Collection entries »
START
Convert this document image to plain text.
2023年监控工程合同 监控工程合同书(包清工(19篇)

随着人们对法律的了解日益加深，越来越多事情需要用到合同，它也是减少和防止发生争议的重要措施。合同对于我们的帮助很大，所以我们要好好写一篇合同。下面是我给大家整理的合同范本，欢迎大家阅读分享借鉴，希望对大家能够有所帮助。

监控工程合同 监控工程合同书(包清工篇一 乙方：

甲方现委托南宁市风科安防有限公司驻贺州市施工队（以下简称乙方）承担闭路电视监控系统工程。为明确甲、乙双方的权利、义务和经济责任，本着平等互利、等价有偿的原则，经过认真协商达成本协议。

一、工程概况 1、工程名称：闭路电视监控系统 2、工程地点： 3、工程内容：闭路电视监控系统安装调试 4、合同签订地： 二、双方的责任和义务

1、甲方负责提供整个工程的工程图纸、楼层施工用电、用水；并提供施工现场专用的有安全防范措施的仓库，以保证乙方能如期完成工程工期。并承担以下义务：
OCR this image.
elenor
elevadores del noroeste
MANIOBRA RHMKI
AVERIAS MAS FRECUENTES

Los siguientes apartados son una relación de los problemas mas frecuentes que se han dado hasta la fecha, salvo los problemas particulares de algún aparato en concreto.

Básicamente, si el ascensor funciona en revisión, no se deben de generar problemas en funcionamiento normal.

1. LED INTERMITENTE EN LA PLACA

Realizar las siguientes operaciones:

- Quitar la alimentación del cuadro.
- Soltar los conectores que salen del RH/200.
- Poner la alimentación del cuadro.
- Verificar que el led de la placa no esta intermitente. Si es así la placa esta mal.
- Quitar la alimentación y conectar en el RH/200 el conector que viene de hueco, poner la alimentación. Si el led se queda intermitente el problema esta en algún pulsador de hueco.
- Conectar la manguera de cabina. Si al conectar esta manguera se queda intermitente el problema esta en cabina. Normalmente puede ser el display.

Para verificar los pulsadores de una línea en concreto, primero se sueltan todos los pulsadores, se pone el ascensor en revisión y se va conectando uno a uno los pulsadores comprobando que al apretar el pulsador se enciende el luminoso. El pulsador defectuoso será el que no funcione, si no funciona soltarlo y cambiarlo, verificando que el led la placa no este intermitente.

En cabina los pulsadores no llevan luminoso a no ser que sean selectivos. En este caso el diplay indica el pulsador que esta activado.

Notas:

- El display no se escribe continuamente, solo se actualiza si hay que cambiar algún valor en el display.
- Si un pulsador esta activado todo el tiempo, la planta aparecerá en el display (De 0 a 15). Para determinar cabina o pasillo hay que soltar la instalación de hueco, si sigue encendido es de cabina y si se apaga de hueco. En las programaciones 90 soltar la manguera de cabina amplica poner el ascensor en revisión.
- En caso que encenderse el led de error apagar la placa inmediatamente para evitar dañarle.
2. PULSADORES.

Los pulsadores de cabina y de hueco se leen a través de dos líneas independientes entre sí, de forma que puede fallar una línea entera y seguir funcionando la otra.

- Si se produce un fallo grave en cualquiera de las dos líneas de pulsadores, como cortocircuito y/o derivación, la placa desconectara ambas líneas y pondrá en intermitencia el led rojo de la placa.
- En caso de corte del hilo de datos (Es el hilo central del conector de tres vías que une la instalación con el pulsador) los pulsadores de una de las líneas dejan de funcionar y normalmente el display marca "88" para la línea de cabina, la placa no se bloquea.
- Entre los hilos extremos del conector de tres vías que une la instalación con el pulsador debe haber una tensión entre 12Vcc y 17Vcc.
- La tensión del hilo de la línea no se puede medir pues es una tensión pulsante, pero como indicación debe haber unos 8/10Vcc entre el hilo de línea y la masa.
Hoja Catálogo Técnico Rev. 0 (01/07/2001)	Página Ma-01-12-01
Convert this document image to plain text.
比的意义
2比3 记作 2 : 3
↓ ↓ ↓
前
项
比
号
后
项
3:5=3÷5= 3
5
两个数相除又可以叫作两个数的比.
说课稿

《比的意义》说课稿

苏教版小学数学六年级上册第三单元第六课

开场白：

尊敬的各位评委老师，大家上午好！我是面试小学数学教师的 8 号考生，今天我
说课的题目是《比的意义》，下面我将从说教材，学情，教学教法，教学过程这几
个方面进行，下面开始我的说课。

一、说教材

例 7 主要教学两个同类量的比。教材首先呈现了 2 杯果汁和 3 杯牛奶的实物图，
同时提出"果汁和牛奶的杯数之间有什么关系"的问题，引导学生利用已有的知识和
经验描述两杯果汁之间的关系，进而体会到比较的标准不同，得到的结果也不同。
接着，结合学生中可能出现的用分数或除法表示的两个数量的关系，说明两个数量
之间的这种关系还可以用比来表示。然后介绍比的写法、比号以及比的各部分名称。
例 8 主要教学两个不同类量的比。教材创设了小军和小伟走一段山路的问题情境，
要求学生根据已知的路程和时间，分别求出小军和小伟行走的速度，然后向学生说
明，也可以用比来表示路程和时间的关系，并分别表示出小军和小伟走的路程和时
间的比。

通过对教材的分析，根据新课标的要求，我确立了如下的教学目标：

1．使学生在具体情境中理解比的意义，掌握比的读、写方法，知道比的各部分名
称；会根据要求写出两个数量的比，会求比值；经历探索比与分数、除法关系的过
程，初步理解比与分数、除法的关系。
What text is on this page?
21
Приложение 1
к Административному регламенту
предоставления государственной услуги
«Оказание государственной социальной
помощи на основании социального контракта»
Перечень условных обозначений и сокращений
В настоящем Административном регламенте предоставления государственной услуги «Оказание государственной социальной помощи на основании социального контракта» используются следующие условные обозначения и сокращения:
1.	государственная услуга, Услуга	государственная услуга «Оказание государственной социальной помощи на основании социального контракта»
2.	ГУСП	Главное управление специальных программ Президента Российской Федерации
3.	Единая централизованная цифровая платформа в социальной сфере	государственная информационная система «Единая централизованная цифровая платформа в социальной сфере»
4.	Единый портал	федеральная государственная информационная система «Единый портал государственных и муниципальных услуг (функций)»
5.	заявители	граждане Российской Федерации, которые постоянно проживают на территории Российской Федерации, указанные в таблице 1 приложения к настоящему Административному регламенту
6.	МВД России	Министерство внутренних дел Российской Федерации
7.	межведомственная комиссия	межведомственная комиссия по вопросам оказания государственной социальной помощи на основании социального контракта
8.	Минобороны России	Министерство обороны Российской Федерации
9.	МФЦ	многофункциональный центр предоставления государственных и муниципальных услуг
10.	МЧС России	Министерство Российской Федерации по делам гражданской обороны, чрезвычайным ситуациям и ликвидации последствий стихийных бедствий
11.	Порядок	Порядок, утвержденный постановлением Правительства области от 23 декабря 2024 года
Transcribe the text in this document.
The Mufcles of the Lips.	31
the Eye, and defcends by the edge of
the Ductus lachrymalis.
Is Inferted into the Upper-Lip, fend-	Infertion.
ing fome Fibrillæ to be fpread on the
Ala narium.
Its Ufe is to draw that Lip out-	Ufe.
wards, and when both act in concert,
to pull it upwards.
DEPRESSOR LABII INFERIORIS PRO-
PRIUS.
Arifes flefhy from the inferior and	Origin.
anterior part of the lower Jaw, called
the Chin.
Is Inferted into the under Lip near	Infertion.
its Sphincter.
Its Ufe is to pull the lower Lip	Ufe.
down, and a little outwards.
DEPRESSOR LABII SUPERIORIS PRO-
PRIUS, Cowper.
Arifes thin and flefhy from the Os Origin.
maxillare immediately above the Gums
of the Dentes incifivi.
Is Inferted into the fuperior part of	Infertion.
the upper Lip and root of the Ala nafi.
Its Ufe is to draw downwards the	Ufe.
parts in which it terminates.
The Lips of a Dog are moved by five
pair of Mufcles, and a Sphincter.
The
END
Given request » Extract the complete set of records unchanged.

Solution to this exercise »
Convert this document image to plain text.
2023年监控工程合同 监控工程合同书(包清工(19篇)

随着人们对法律的了解日益加深，越来越多事情需要用到合同，它也是减少和防止发生争议的重要措施。合同对于我们的帮助很大，所以我们要好好写一篇合同。下面是我给大家整理的合同范本，欢迎大家阅读分享借鉴，希望对大家能够有所帮助。

监控工程合同 监控工程合同书(包清工篇一 乙方：

甲方现委托南宁市风科安防有限公司驻贺州市施工队（以下简称乙方）承担闭路电视监控系统工程。为明确甲、乙双方的权利、义务和经济责任，本着平等互利、等价有偿的原则，经过认真协商达成本协议。

一、工程概况 1、工程名称：闭路电视监控系统 2、工程地点： 3、工程内容：闭路电视监控系统安装调试 4、合同签订地： 二、双方的责任和义务

1、甲方负责提供整个工程的工程图纸、楼层施工用电、用水；并提供施工现场专用的有安全防范措施的仓库，以保证乙方能如期完成工程工期。并承担以下义务：
OCR this image.
elenor
elevadores del noroeste
MANIOBRA RHMKI
AVERIAS MAS FRECUENTES

Los siguientes apartados son una relación de los problemas mas frecuentes que se han dado hasta la fecha, salvo los problemas particulares de algún aparato en concreto.

Básicamente, si el ascensor funciona en revisión, no se deben de generar problemas en funcionamiento normal.

1. LED INTERMITENTE EN LA PLACA

Realizar las siguientes operaciones:

- Quitar la alimentación del cuadro.
- Soltar los conectores que salen del RH/200.
- Poner la alimentación del cuadro.
- Verificar que el led de la placa no esta intermitente. Si es así la placa esta mal.
- Quitar la alimentación y conectar en el RH/200 el conector que viene de hueco, poner la alimentación. Si el led se queda intermitente el problema esta en algún pulsador de hueco.
- Conectar la manguera de cabina. Si al conectar esta manguera se queda intermitente el problema esta en cabina. Normalmente puede ser el display.

Para verificar los pulsadores de una línea en concreto, primero se sueltan todos los pulsadores, se pone el ascensor en revisión y se va conectando uno a uno los pulsadores comprobando que al apretar el pulsador se enciende el luminoso. El pulsador defectuoso será el que no funcione, si no funciona soltarlo y cambiarlo, verificando que el led la placa no este intermitente.

En cabina los pulsadores no llevan luminoso a no ser que sean selectivos. En este caso el diplay indica el pulsador que esta activado.

Notas:

- El display no se escribe continuamente, solo se actualiza si hay que cambiar algún valor en el display.
- Si un pulsador esta activado todo el tiempo, la planta aparecerá en el display (De 0 a 15). Para determinar cabina o pasillo hay que soltar la instalación de hueco, si sigue encendido es de cabina y si se apaga de hueco. En las programaciones 90 soltar la manguera de cabina amplica poner el ascensor en revisión.
- En caso que encenderse el led de error apagar la placa inmediatamente para evitar dañarle.
2. PULSADORES.

Los pulsadores de cabina y de hueco se leen a través de dos líneas independientes entre sí, de forma que puede fallar una línea entera y seguir funcionando la otra.

- Si se produce un fallo grave en cualquiera de las dos líneas de pulsadores, como cortocircuito y/o derivación, la placa desconectara ambas líneas y pondrá en intermitencia el led rojo de la placa.
- En caso de corte del hilo de datos (Es el hilo central del conector de tres vías que une la instalación con el pulsador) los pulsadores de una de las líneas dejan de funcionar y normalmente el display marca "88" para la línea de cabina, la placa no se bloquea.
- Entre los hilos extremos del conector de tres vías que une la instalación con el pulsador debe haber una tensión entre 12Vcc y 17Vcc.
- La tensión del hilo de la línea no se puede medir pues es una tensión pulsante, pero como indicación debe haber unos 8/10Vcc entre el hilo de línea y la masa.
Hoja Catálogo Técnico Rev. 0 (01/07/2001)	Página Ma-01-12-01
Convert this document image to plain text.
比的意义
2比3 记作 2 : 3
↓ ↓ ↓
前
项
比
号
后
项
3:5=3÷5= 3
5
两个数相除又可以叫作两个数的比.
说课稿

《比的意义》说课稿

苏教版小学数学六年级上册第三单元第六课

开场白：

尊敬的各位评委老师，大家上午好！我是面试小学数学教师的 8 号考生，今天我
说课的题目是《比的意义》，下面我将从说教材，学情，教学教法，教学过程这几
个方面进行，下面开始我的说课。

一、说教材

例 7 主要教学两个同类量的比。教材首先呈现了 2 杯果汁和 3 杯牛奶的实物图，
同时提出"果汁和牛奶的杯数之间有什么关系"的问题，引导学生利用已有的知识和
经验描述两杯果汁之间的关系，进而体会到比较的标准不同，得到的结果也不同。
接着，结合学生中可能出现的用分数或除法表示的两个数量的关系，说明两个数量
之间的这种关系还可以用比来表示。然后介绍比的写法、比号以及比的各部分名称。
例 8 主要教学两个不同类量的比。教材创设了小军和小伟走一段山路的问题情境，
要求学生根据已知的路程和时间，分别求出小军和小伟行走的速度，然后向学生说
明，也可以用比来表示路程和时间的关系，并分别表示出小军和小伟走的路程和时
间的比。

通过对教材的分析，根据新课标的要求，我确立了如下的教学目标：

1．使学生在具体情境中理解比的意义，掌握比的读、写方法，知道比的各部分名
称；会根据要求写出两个数量的比，会求比值；经历探索比与分数、除法关系的过
程，初步理解比与分数、除法的关系。
What text is on this page?
21
Приложение 1
к Административному регламенту
предоставления государственной услуги
«Оказание государственной социальной
помощи на основании социального контракта»
Перечень условных обозначений и сокращений
В настоящем Административном регламенте предоставления государственной услуги «Оказание государственной социальной помощи на основании социального контракта» используются следующие условные обозначения и сокращения:
1.	государственная услуга, Услуга	государственная услуга «Оказание государственной социальной помощи на основании социального контракта»
2.	ГУСП	Главное управление специальных программ Президента Российской Федерации
3.	Единая централизованная цифровая платформа в социальной сфере	государственная информационная система «Единая централизованная цифровая платформа в социальной сфере»
4.	Единый портал	федеральная государственная информационная система «Единый портал государственных и муниципальных услуг (функций)»
5.	заявители	граждане Российской Федерации, которые постоянно проживают на территории Российской Федерации, указанные в таблице 1 приложения к настоящему Административному регламенту
6.	МВД России	Министерство внутренних дел Российской Федерации
7.	межведомственная комиссия	межведомственная комиссия по вопросам оказания государственной социальной помощи на основании социального контракта
8.	Минобороны России	Министерство обороны Российской Федерации
9.	МФЦ	многофункциональный центр предоставления государственных и муниципальных услуг
10.	МЧС России	Министерство Российской Федерации по делам гражданской обороны, чрезвычайным ситуациям и ликвидации последствий стихийных бедствий
11.	Порядок	Порядок, утвержденный постановлением Правительства области от 23 декабря 2024 года
Transcribe the text in this document.
The Mufcles of the Lips.	31
the Eye, and defcends by the edge of
the Ductus lachrymalis.
Is Inferted into the Upper-Lip, fend-	Infertion.
ing fome Fibrillæ to be fpread on the
Ala narium.
Its Ufe is to draw that Lip out-	Ufe.
wards, and when both act in concert,
to pull it upwards.
DEPRESSOR LABII INFERIORIS PRO-
PRIUS.
Arifes flefhy from the inferior and	Origin.
anterior part of the lower Jaw, called
the Chin.
Is Inferted into the under Lip near	Infertion.
its Sphincter.
Its Ufe is to pull the lower Lip	Ufe.
down, and a little outwards.
DEPRESSOR LABII SUPERIORIS PRO-
PRIUS, Cowper.
Arifes thin and flefhy from the Os Origin.
maxillare immediately above the Gums
of the Dentes incifivi.
Is Inferted into the fuperior part of	Infertion.
the upper Lip and root of the Ala nafi.
Its Ufe is to draw downwards the	Ufe.
parts in which it terminates.
The Lips of a Dog are moved by five
pair of Mufcles, and a Sphincter.
The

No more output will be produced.